═════ INFORMATION SUPPLIED

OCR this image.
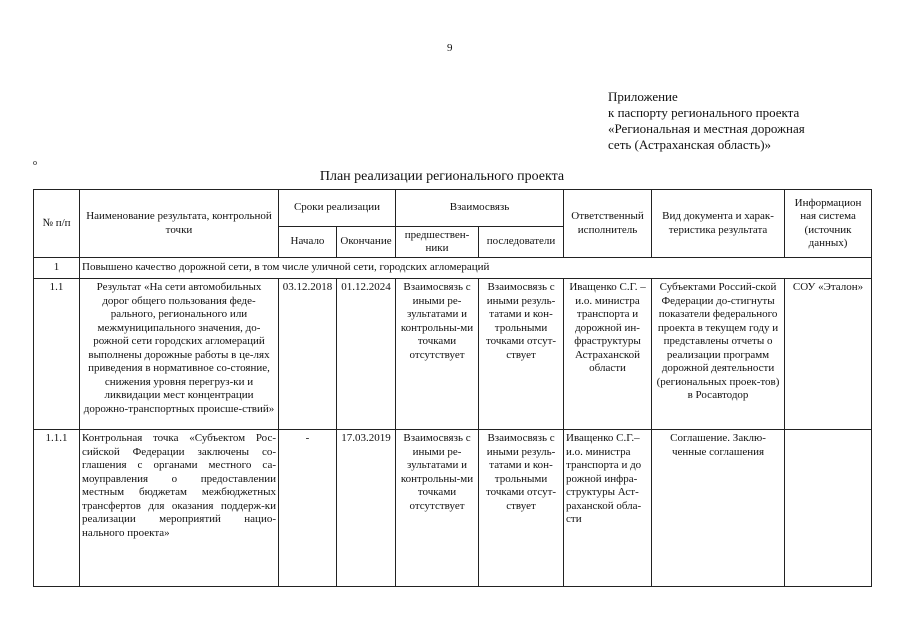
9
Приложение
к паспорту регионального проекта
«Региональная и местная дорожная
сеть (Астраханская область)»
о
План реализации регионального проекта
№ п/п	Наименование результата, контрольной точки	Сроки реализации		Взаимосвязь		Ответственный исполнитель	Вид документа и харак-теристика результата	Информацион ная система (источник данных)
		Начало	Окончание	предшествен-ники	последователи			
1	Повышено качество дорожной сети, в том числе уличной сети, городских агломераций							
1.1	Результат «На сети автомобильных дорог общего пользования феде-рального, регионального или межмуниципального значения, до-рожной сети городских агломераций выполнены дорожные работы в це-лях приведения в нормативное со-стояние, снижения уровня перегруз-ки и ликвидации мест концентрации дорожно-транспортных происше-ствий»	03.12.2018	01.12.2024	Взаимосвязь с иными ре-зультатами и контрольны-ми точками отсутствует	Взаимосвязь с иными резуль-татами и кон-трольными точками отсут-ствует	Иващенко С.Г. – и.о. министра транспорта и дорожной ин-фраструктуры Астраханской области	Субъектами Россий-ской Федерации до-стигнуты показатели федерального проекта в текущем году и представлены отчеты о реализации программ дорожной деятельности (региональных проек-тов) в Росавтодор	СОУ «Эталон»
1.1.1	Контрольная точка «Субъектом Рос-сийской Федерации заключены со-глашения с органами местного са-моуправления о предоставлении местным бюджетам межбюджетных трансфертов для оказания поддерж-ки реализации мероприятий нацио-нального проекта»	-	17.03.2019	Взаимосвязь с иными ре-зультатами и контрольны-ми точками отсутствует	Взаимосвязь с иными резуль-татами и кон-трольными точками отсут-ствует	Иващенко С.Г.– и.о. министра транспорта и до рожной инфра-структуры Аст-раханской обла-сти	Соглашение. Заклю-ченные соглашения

══════════

• _THE REQUEST_
Print the complete listing exactly, apart from any pictures.

• _EXERCISE RESPONSE_
OCR this image.
9
Приложение
к паспорту регионального проекта
«Региональная и местная дорожная
сеть (Астраханская область)»
о
План реализации регионального проекта
№ п/п	Наименование результата, контрольной точки	Сроки реализации		Взаимосвязь		Ответственный исполнитель	Вид документа и харак-теристика результата	Информацион ная система (источник данных)
		Начало	Окончание	предшествен-ники	последователи			
1	Повышено качество дорожной сети, в том числе уличной сети, городских агломераций							
1.1	Результат «На сети автомобильных дорог общего пользования феде-рального, регионального или межмуниципального значения, до-рожной сети городских агломераций выполнены дорожные работы в це-лях приведения в нормативное со-стояние, снижения уровня перегруз-ки и ликвидации мест концентрации дорожно-транспортных происше-ствий»	03.12.2018	01.12.2024	Взаимосвязь с иными ре-зультатами и контрольны-ми точками отсутствует	Взаимосвязь с иными резуль-татами и кон-трольными точками отсут-ствует	Иващенко С.Г. – и.о. министра транспорта и дорожной ин-фраструктуры Астраханской области	Субъектами Россий-ской Федерации до-стигнуты показатели федерального проекта в текущем году и представлены отчеты о реализации программ дорожной деятельности (региональных проек-тов) в Росавтодор	СОУ «Эталон»
1.1.1	Контрольная точка «Субъектом Рос-сийской Федерации заключены со-глашения с органами местного са-моуправления о предоставлении местным бюджетам межбюджетных трансфертов для оказания поддерж-ки реализации мероприятий нацио-нального проекта»	-	17.03.2019	Взаимосвязь с иными ре-зультатами и контрольны-ми точками отсутствует	Взаимосвязь с иными резуль-татами и кон-трольными точками отсут-ствует	Иващенко С.Г.– и.о. министра транспорта и до рожной инфра-структуры Аст-раханской обла-сти	Соглашение. Заклю-ченные соглашения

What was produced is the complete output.